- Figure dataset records
"""
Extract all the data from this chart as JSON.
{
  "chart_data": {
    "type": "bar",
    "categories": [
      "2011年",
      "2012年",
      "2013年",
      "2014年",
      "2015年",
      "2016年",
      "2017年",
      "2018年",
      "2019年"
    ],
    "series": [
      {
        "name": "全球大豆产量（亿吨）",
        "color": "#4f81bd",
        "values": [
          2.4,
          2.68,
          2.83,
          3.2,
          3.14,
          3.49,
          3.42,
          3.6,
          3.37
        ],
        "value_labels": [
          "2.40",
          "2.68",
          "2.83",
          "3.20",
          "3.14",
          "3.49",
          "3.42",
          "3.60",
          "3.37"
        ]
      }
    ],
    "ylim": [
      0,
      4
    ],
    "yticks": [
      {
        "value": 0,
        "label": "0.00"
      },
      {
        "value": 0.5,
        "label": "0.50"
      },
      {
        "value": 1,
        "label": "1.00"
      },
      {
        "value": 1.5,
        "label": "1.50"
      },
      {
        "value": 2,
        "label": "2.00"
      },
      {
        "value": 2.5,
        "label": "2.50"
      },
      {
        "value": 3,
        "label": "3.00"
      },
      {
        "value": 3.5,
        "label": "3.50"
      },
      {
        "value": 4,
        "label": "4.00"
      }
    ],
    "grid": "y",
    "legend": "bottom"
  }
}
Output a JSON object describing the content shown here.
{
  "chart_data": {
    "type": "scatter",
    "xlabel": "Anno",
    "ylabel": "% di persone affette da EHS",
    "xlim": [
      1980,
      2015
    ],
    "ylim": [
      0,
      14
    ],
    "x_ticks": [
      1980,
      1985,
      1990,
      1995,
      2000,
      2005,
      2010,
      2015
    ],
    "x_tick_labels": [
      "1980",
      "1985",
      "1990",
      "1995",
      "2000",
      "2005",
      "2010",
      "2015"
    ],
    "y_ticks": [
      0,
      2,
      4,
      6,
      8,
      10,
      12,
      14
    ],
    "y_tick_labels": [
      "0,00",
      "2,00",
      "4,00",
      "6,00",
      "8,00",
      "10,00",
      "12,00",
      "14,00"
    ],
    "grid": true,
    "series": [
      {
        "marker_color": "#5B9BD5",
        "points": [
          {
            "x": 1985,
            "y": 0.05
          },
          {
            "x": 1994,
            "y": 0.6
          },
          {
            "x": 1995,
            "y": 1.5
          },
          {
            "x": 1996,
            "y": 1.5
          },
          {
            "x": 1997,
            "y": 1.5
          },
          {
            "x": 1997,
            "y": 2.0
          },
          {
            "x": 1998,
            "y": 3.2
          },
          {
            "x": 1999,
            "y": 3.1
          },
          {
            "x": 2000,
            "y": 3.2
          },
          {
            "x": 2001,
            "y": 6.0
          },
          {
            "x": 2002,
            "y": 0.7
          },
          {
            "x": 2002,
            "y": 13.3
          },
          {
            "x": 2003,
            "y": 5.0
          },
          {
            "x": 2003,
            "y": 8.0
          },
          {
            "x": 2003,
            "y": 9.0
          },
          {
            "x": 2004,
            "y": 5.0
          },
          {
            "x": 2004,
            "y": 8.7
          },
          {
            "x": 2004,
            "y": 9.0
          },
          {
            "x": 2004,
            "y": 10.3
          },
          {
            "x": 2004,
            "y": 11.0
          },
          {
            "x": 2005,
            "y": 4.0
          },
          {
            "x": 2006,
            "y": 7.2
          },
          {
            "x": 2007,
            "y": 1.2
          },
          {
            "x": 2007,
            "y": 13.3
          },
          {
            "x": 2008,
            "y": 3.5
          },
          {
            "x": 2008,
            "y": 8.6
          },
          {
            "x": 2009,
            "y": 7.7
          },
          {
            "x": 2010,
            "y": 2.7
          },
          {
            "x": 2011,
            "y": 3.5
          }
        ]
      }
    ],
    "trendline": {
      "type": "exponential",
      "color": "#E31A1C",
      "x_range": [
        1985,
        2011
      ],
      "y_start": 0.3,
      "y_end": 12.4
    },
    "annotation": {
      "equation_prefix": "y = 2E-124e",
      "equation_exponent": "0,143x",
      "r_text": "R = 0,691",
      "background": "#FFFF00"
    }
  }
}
"""
- GOAL
Gather up, from the records above, each line where the word "type" appears.

- THE RESULT
    "type": "bar",
    "type": "scatter",
      "type": "exponential",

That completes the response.